**What is needed**
Copy the data exactly as it appears, and do not include any pictures.

◇ ◇ ◇ ◇ ◇

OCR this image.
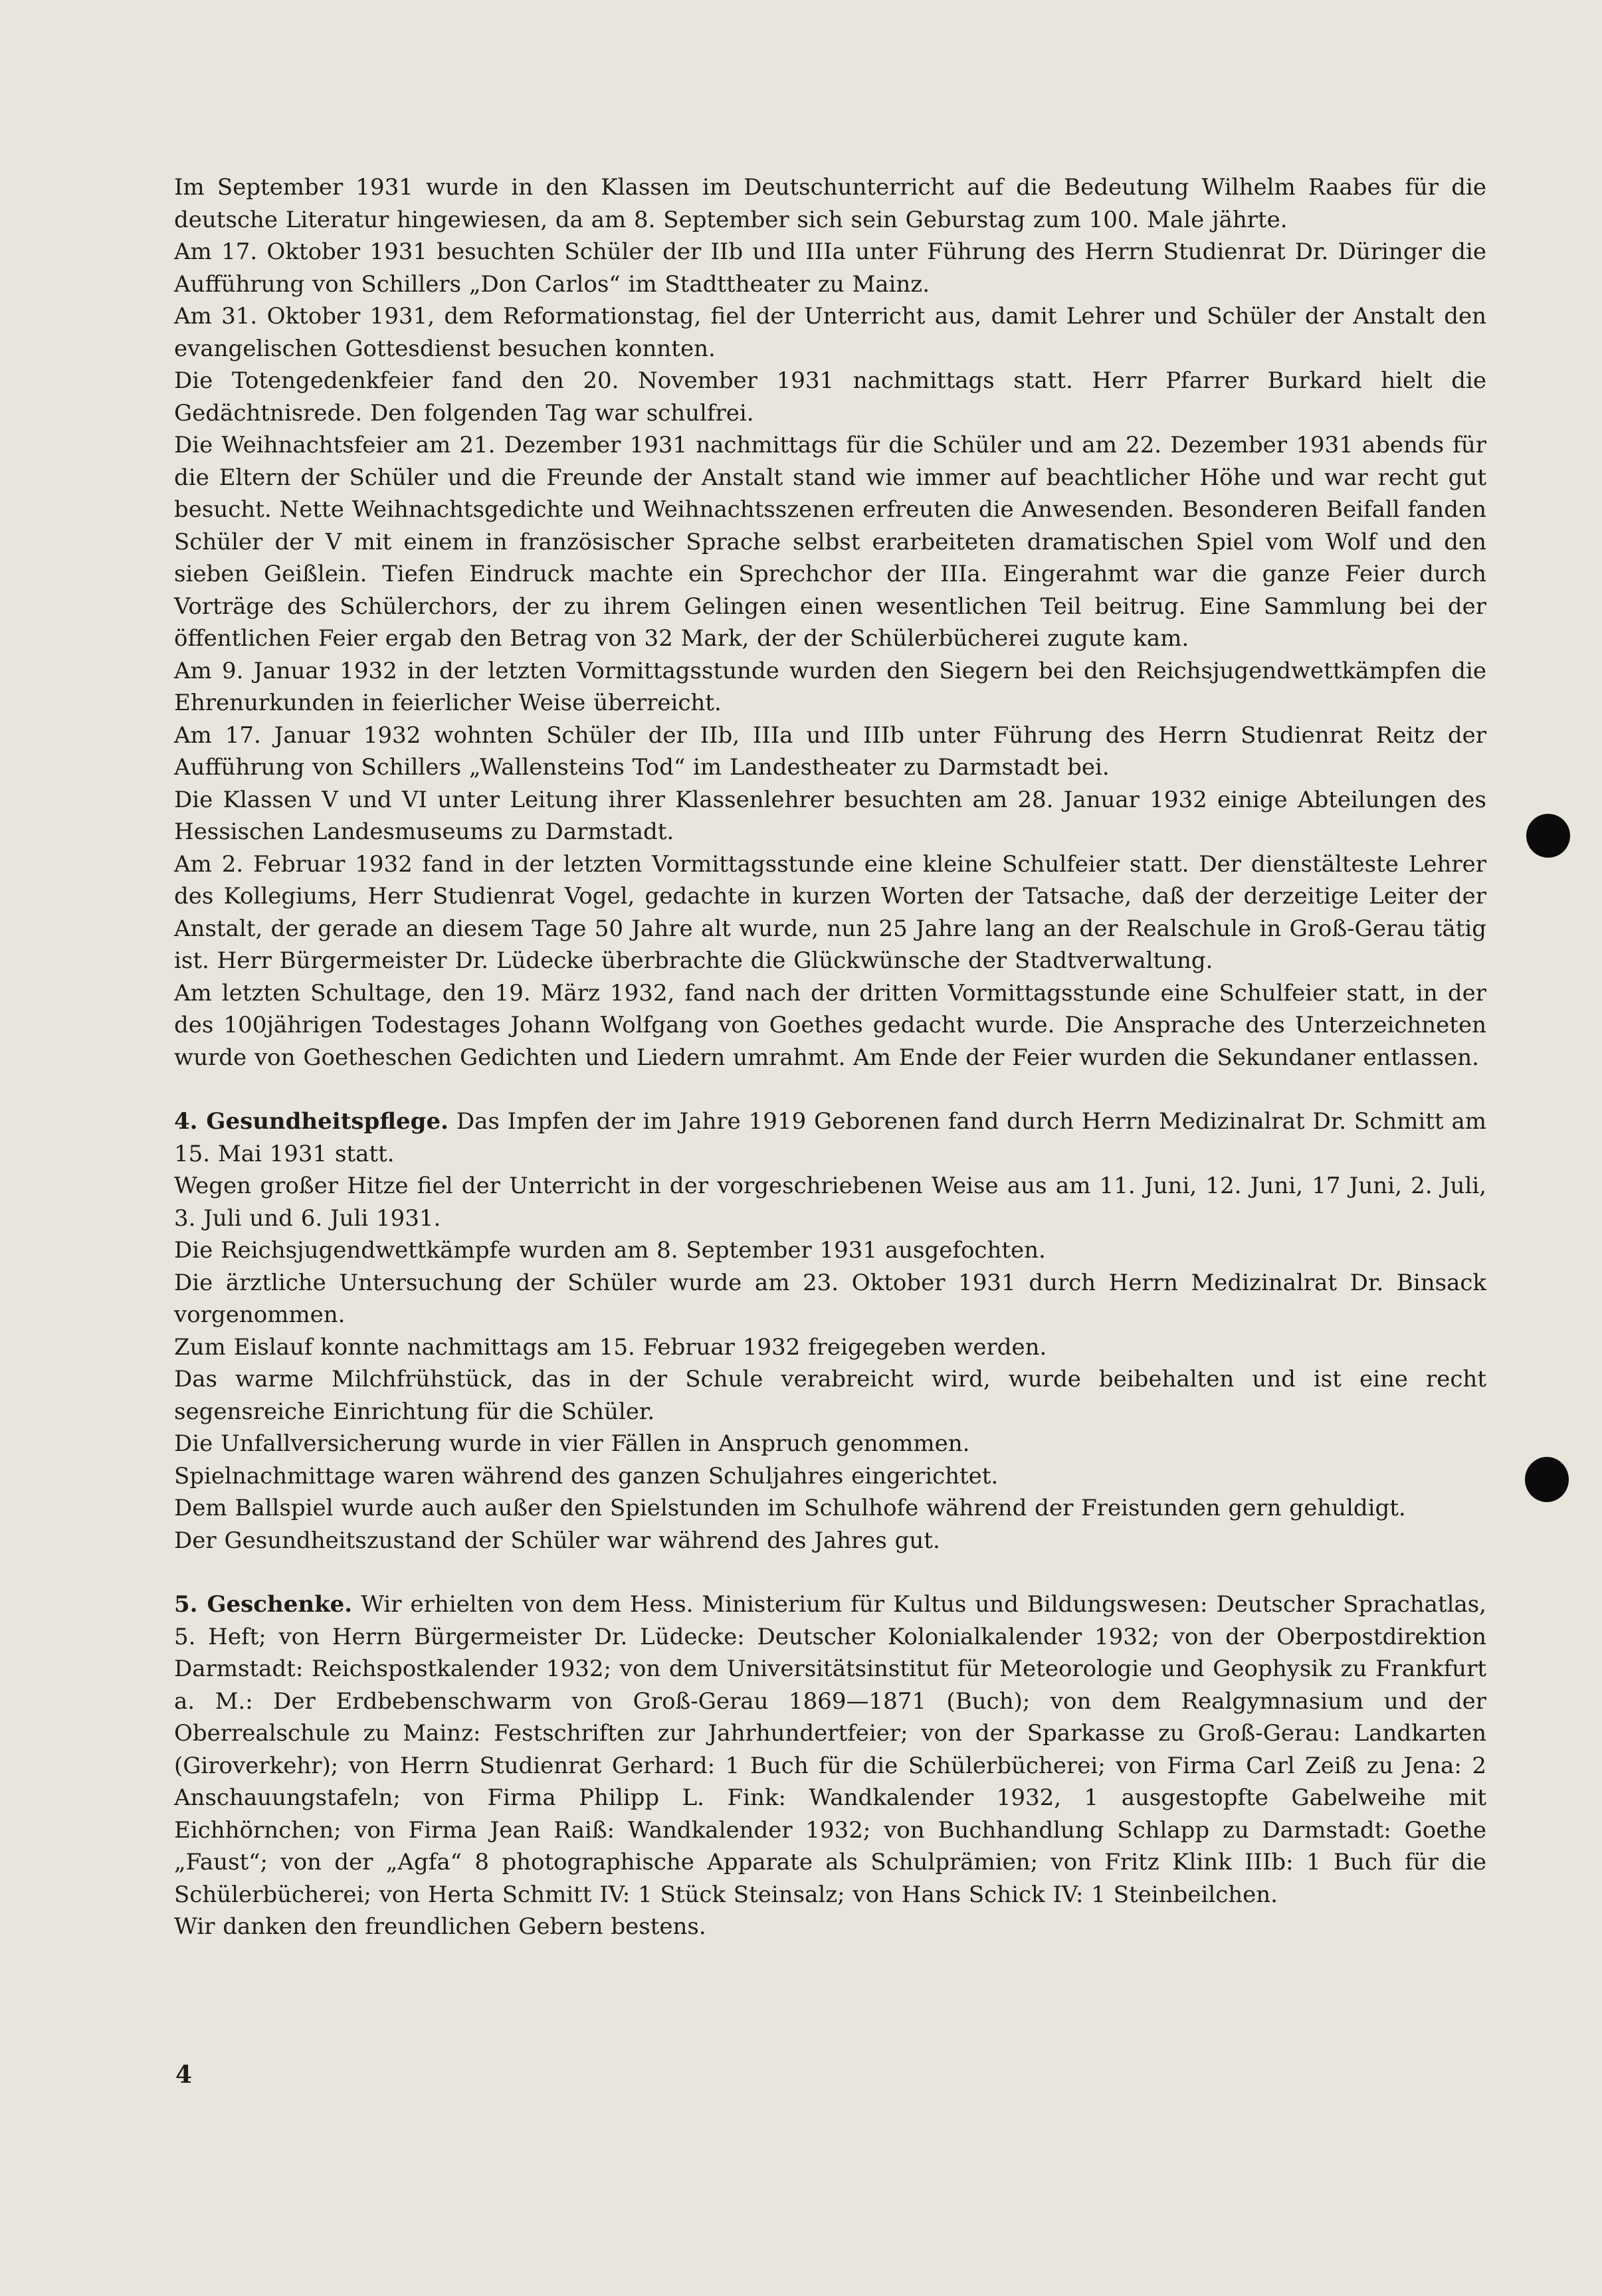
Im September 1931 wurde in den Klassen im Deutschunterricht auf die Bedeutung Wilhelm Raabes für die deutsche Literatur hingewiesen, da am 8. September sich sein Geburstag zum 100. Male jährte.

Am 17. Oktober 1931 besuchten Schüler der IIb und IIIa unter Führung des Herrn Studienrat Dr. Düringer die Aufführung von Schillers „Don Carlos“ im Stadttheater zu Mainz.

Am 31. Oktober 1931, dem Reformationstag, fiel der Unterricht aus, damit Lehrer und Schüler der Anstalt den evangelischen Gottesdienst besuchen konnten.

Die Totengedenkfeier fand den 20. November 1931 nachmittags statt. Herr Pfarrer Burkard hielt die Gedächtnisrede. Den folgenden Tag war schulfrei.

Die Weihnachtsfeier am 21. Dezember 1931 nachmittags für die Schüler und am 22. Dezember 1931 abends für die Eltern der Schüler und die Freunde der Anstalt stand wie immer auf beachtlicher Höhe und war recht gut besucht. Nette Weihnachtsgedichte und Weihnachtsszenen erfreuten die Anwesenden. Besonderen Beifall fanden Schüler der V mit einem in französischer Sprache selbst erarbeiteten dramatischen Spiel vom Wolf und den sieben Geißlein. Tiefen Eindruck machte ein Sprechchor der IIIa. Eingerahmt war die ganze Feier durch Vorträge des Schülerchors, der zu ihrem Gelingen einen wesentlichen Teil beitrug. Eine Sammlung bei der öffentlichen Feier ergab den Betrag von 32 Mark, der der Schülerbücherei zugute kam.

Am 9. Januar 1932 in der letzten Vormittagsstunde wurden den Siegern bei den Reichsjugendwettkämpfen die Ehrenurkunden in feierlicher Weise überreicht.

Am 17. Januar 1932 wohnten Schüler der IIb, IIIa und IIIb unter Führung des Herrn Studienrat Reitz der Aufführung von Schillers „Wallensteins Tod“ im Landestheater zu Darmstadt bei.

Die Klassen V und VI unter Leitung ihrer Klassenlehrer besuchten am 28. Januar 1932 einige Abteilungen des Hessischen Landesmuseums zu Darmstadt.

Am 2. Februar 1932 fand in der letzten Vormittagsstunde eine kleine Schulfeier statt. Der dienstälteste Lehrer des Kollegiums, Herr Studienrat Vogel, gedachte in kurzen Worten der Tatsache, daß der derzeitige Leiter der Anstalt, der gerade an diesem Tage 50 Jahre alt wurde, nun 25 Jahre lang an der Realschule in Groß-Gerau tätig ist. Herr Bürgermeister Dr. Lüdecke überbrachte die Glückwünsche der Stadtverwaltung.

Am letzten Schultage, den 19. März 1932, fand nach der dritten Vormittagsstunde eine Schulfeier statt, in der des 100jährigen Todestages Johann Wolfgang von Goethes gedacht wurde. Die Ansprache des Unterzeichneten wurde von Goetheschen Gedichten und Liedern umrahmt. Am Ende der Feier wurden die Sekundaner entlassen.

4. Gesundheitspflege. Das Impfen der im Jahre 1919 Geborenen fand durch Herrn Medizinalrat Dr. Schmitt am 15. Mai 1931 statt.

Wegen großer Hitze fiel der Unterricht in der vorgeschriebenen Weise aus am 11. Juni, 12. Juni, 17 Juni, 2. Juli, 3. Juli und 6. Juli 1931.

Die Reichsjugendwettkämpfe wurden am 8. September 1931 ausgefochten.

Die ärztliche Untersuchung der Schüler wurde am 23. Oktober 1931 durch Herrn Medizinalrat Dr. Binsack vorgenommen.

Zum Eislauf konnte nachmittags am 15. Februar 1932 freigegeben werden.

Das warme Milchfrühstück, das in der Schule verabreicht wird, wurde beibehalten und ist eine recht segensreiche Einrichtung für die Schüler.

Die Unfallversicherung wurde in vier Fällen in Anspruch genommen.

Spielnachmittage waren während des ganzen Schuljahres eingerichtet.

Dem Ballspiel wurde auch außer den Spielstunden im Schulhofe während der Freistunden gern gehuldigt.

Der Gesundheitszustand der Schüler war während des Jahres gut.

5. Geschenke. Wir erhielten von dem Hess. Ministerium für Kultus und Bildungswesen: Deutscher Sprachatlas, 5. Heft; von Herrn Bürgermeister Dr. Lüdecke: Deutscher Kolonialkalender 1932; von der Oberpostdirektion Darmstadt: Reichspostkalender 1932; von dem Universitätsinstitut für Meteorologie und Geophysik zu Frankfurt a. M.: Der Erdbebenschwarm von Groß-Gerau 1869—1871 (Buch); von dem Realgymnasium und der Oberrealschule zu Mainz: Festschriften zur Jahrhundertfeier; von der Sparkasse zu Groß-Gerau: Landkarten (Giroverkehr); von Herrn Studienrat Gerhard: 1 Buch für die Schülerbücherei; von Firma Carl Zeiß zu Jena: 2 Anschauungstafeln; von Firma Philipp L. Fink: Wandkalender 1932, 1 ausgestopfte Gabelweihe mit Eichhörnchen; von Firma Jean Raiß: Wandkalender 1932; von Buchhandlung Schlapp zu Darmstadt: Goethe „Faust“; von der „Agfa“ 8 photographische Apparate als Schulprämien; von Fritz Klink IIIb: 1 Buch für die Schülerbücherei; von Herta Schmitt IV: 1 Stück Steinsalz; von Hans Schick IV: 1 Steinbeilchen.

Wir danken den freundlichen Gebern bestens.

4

◇ ◇ ◇ ◇ ◇

**Answer to the exercise**
OCR this image.
Im September 1931 wurde in den Klassen im Deutschunterricht auf die Bedeutung Wilhelm Raabes für die deutsche Literatur hingewiesen, da am 8. September sich sein Geburstag zum 100. Male jährte.

Am 17. Oktober 1931 besuchten Schüler der IIb und IIIa unter Führung des Herrn Studienrat Dr. Düringer die Aufführung von Schillers „Don Carlos“ im Stadttheater zu Mainz.

Am 31. Oktober 1931, dem Reformationstag, fiel der Unterricht aus, damit Lehrer und Schüler der Anstalt den evangelischen Gottesdienst besuchen konnten.

Die Totengedenkfeier fand den 20. November 1931 nachmittags statt. Herr Pfarrer Burkard hielt die Gedächtnisrede. Den folgenden Tag war schulfrei.

Die Weihnachtsfeier am 21. Dezember 1931 nachmittags für die Schüler und am 22. Dezember 1931 abends für die Eltern der Schüler und die Freunde der Anstalt stand wie immer auf beachtlicher Höhe und war recht gut besucht. Nette Weihnachtsgedichte und Weihnachtsszenen erfreuten die Anwesenden. Besonderen Beifall fanden Schüler der V mit einem in französischer Sprache selbst erarbeiteten dramatischen Spiel vom Wolf und den sieben Geißlein. Tiefen Eindruck machte ein Sprechchor der IIIa. Eingerahmt war die ganze Feier durch Vorträge des Schülerchors, der zu ihrem Gelingen einen wesentlichen Teil beitrug. Eine Sammlung bei der öffentlichen Feier ergab den Betrag von 32 Mark, der der Schülerbücherei zugute kam.

Am 9. Januar 1932 in der letzten Vormittagsstunde wurden den Siegern bei den Reichsjugendwettkämpfen die Ehrenurkunden in feierlicher Weise überreicht.

Am 17. Januar 1932 wohnten Schüler der IIb, IIIa und IIIb unter Führung des Herrn Studienrat Reitz der Aufführung von Schillers „Wallensteins Tod“ im Landestheater zu Darmstadt bei.

Die Klassen V und VI unter Leitung ihrer Klassenlehrer besuchten am 28. Januar 1932 einige Abteilungen des Hessischen Landesmuseums zu Darmstadt.

Am 2. Februar 1932 fand in der letzten Vormittagsstunde eine kleine Schulfeier statt. Der dienstälteste Lehrer des Kollegiums, Herr Studienrat Vogel, gedachte in kurzen Worten der Tatsache, daß der derzeitige Leiter der Anstalt, der gerade an diesem Tage 50 Jahre alt wurde, nun 25 Jahre lang an der Realschule in Groß-Gerau tätig ist. Herr Bürgermeister Dr. Lüdecke überbrachte die Glückwünsche der Stadtverwaltung.

Am letzten Schultage, den 19. März 1932, fand nach der dritten Vormittagsstunde eine Schulfeier statt, in der des 100jährigen Todestages Johann Wolfgang von Goethes gedacht wurde. Die Ansprache des Unterzeichneten wurde von Goetheschen Gedichten und Liedern umrahmt. Am Ende der Feier wurden die Sekundaner entlassen.

4. Gesundheitspflege. Das Impfen der im Jahre 1919 Geborenen fand durch Herrn Medizinalrat Dr. Schmitt am 15. Mai 1931 statt.

Wegen großer Hitze fiel der Unterricht in der vorgeschriebenen Weise aus am 11. Juni, 12. Juni, 17 Juni, 2. Juli, 3. Juli und 6. Juli 1931.

Die Reichsjugendwettkämpfe wurden am 8. September 1931 ausgefochten.

Die ärztliche Untersuchung der Schüler wurde am 23. Oktober 1931 durch Herrn Medizinalrat Dr. Binsack vorgenommen.

Zum Eislauf konnte nachmittags am 15. Februar 1932 freigegeben werden.

Das warme Milchfrühstück, das in der Schule verabreicht wird, wurde beibehalten und ist eine recht segensreiche Einrichtung für die Schüler.

Die Unfallversicherung wurde in vier Fällen in Anspruch genommen.

Spielnachmittage waren während des ganzen Schuljahres eingerichtet.

Dem Ballspiel wurde auch außer den Spielstunden im Schulhofe während der Freistunden gern gehuldigt.

Der Gesundheitszustand der Schüler war während des Jahres gut.

5. Geschenke. Wir erhielten von dem Hess. Ministerium für Kultus und Bildungswesen: Deutscher Sprachatlas, 5. Heft; von Herrn Bürgermeister Dr. Lüdecke: Deutscher Kolonialkalender 1932; von der Oberpostdirektion Darmstadt: Reichspostkalender 1932; von dem Universitätsinstitut für Meteorologie und Geophysik zu Frankfurt a. M.: Der Erdbebenschwarm von Groß-Gerau 1869—1871 (Buch); von dem Realgymnasium und der Oberrealschule zu Mainz: Festschriften zur Jahrhundertfeier; von der Sparkasse zu Groß-Gerau: Landkarten (Giroverkehr); von Herrn Studienrat Gerhard: 1 Buch für die Schülerbücherei; von Firma Carl Zeiß zu Jena: 2 Anschauungstafeln; von Firma Philipp L. Fink: Wandkalender 1932, 1 ausgestopfte Gabelweihe mit Eichhörnchen; von Firma Jean Raiß: Wandkalender 1932; von Buchhandlung Schlapp zu Darmstadt: Goethe „Faust“; von der „Agfa“ 8 photographische Apparate als Schulprämien; von Fritz Klink IIIb: 1 Buch für die Schülerbücherei; von Herta Schmitt IV: 1 Stück Steinsalz; von Hans Schick IV: 1 Steinbeilchen.

Wir danken den freundlichen Gebern bestens.

4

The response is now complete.